• _WHAT THE EXERCISE ASKS_
Return each line of the listing that contains the string "критериям".

• _DATASET ROWS_
-- START --

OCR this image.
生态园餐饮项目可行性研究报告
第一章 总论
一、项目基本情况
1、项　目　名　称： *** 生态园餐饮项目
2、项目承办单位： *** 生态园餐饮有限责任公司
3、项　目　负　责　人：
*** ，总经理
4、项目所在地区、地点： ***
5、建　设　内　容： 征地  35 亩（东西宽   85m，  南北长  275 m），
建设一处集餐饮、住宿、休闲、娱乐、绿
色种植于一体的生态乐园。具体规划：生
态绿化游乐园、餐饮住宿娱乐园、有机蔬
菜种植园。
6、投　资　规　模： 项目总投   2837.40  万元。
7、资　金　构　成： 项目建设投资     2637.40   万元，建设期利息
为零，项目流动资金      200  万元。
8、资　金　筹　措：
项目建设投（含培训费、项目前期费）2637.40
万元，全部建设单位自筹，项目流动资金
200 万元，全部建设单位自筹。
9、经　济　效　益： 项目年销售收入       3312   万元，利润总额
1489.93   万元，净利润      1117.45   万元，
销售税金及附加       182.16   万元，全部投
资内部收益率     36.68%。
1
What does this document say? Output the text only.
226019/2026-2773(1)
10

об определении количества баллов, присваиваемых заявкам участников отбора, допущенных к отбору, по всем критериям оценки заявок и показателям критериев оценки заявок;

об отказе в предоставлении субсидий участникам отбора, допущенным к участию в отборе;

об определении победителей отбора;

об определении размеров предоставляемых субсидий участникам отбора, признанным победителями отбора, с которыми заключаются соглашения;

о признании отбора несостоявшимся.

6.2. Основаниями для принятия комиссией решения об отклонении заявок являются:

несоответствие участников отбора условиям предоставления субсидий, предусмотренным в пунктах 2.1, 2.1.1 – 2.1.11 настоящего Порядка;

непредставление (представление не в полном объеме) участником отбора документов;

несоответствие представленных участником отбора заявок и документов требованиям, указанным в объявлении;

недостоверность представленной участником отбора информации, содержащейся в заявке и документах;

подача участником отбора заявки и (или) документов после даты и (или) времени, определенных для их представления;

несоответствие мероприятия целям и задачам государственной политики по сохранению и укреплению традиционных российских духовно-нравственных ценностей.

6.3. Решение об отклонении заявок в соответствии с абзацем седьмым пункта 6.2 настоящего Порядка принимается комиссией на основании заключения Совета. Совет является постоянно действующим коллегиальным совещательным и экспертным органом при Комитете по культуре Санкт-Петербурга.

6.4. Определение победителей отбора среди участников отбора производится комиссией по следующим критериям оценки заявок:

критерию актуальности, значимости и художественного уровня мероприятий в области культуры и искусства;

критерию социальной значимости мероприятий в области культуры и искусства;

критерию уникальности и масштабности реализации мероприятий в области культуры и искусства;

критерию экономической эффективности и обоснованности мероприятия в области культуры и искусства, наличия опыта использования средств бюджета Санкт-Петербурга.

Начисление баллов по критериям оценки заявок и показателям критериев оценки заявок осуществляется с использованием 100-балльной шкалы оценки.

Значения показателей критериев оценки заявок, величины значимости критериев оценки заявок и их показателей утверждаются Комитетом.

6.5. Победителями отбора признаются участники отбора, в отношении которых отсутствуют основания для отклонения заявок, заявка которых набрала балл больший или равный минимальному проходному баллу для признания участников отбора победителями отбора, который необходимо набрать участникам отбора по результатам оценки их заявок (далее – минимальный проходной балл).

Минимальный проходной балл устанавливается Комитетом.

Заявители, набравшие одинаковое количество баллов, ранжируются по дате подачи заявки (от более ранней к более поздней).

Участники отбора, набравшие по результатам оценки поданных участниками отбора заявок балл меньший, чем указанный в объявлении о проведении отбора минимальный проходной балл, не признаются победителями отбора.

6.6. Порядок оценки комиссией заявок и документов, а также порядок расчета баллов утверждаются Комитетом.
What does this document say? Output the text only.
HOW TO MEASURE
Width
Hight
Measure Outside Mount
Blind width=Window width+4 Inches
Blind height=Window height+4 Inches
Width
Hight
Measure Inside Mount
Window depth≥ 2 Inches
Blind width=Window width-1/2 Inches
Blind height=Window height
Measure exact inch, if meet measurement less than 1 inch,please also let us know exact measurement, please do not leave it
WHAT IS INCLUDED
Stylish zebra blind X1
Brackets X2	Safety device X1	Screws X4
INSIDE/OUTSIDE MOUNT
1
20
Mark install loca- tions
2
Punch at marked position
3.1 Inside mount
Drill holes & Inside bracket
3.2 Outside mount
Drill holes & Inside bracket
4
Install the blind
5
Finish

-- END --

• _WORKED SOLUTION_
об определении количества баллов, присваиваемых заявкам участников отбора, допущенных к отбору, по всем критериям оценки заявок и показателям критериев оценки заявок;
6.4. Определение победителей отбора среди участников отбора производится комиссией по следующим критериям оценки заявок:
Начисление баллов по критериям оценки заявок и показателям критериев оценки заявок осуществляется с использованием 100-балльной шкалы оценки.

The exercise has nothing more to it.